[begin Exercise materials]

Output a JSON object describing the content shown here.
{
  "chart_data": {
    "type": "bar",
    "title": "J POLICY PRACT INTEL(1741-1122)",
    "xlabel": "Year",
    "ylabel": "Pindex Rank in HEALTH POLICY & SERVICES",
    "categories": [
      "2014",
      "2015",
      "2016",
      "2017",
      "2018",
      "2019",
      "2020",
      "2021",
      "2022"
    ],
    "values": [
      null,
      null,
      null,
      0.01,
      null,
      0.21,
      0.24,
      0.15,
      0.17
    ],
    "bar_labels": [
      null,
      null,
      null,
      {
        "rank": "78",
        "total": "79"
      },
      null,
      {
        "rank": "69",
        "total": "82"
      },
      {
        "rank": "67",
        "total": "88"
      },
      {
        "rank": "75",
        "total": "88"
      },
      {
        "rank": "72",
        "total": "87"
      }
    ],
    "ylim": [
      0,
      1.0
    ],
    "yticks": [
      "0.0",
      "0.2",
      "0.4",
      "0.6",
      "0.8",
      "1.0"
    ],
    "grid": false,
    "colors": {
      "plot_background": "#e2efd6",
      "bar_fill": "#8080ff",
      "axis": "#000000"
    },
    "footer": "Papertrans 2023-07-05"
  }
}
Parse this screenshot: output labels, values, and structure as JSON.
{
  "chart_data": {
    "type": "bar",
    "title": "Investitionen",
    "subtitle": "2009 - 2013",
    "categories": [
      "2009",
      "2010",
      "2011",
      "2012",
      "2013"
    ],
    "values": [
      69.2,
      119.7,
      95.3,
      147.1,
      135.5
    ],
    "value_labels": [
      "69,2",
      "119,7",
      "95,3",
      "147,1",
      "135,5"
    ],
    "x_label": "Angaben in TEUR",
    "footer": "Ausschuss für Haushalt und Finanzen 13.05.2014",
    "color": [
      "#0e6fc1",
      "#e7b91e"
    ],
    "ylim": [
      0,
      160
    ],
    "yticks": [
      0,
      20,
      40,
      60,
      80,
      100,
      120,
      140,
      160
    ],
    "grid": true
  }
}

[end Exercise materials]

### Exercise
Repeat all of the records above exactly as they appear.

### Correct answer
Output a JSON object describing the content shown here.
{
  "chart_data": {
    "type": "bar",
    "title": "J POLICY PRACT INTEL(1741-1122)",
    "xlabel": "Year",
    "ylabel": "Pindex Rank in HEALTH POLICY & SERVICES",
    "categories": [
      "2014",
      "2015",
      "2016",
      "2017",
      "2018",
      "2019",
      "2020",
      "2021",
      "2022"
    ],
    "values": [
      null,
      null,
      null,
      0.01,
      null,
      0.21,
      0.24,
      0.15,
      0.17
    ],
    "bar_labels": [
      null,
      null,
      null,
      {
        "rank": "78",
        "total": "79"
      },
      null,
      {
        "rank": "69",
        "total": "82"
      },
      {
        "rank": "67",
        "total": "88"
      },
      {
        "rank": "75",
        "total": "88"
      },
      {
        "rank": "72",
        "total": "87"
      }
    ],
    "ylim": [
      0,
      1.0
    ],
    "yticks": [
      "0.0",
      "0.2",
      "0.4",
      "0.6",
      "0.8",
      "1.0"
    ],
    "grid": false,
    "colors": {
      "plot_background": "#e2efd6",
      "bar_fill": "#8080ff",
      "axis": "#000000"
    },
    "footer": "Papertrans 2023-07-05"
  }
}
Parse this screenshot: output labels, values, and structure as JSON.
{
  "chart_data": {
    "type": "bar",
    "title": "Investitionen",
    "subtitle": "2009 - 2013",
    "categories": [
      "2009",
      "2010",
      "2011",
      "2012",
      "2013"
    ],
    "values": [
      69.2,
      119.7,
      95.3,
      147.1,
      135.5
    ],
    "value_labels": [
      "69,2",
      "119,7",
      "95,3",
      "147,1",
      "135,5"
    ],
    "x_label": "Angaben in TEUR",
    "footer": "Ausschuss für Haushalt und Finanzen 13.05.2014",
    "color": [
      "#0e6fc1",
      "#e7b91e"
    ],
    "ylim": [
      0,
      160
    ],
    "yticks": [
      0,
      20,
      40,
      60,
      80,
      100,
      120,
      140,
      160
    ],
    "grid": true
  }
}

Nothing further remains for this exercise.